== Given data

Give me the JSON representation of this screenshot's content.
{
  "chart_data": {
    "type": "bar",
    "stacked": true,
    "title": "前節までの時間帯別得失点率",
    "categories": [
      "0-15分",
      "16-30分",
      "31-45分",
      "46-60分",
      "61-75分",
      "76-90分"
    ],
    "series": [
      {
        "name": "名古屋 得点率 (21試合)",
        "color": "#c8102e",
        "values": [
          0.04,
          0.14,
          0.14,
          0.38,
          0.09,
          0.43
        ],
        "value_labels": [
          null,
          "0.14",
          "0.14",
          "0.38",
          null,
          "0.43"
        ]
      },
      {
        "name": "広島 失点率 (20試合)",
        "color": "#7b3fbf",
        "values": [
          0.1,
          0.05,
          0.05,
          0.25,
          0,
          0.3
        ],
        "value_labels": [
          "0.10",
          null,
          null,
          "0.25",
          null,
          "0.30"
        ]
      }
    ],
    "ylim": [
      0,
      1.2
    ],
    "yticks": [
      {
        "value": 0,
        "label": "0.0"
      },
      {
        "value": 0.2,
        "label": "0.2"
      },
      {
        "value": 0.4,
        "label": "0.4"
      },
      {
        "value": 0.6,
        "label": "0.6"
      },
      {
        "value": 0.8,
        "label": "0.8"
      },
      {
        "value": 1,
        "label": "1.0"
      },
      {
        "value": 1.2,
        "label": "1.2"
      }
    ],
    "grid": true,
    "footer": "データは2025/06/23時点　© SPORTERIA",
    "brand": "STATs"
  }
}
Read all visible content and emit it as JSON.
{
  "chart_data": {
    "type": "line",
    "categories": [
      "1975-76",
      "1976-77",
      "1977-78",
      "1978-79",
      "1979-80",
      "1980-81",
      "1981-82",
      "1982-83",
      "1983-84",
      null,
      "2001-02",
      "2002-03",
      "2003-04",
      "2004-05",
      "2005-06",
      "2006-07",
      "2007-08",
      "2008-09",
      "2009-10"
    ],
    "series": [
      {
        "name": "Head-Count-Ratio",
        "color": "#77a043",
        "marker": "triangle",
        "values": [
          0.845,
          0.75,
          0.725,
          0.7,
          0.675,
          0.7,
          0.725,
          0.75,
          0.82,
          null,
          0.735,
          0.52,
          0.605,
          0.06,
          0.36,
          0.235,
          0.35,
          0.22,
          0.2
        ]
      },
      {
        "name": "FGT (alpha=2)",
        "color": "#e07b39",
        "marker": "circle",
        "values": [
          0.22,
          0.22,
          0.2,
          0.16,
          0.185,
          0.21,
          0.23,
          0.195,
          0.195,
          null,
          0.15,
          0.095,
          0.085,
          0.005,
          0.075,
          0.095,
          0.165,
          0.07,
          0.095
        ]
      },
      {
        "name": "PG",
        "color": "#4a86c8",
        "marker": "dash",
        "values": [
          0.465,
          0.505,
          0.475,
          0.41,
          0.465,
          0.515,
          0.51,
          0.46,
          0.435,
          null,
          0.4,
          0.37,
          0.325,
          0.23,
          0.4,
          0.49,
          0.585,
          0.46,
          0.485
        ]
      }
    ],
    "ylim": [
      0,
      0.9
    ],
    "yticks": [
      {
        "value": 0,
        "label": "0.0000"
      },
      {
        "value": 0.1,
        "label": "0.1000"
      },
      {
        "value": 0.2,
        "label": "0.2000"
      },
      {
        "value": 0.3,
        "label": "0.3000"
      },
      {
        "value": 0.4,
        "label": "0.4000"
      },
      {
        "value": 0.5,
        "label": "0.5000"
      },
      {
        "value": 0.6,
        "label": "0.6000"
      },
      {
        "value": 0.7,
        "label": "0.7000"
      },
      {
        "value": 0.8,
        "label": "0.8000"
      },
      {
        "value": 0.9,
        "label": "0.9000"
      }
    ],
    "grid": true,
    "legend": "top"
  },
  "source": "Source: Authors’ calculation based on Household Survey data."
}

====

● **Task prompt**:
Select and copy each line from the data that includes the word "marker".

● **Task output**:
        "marker": "triangle",
        "marker": "circle",
        "marker": "dash",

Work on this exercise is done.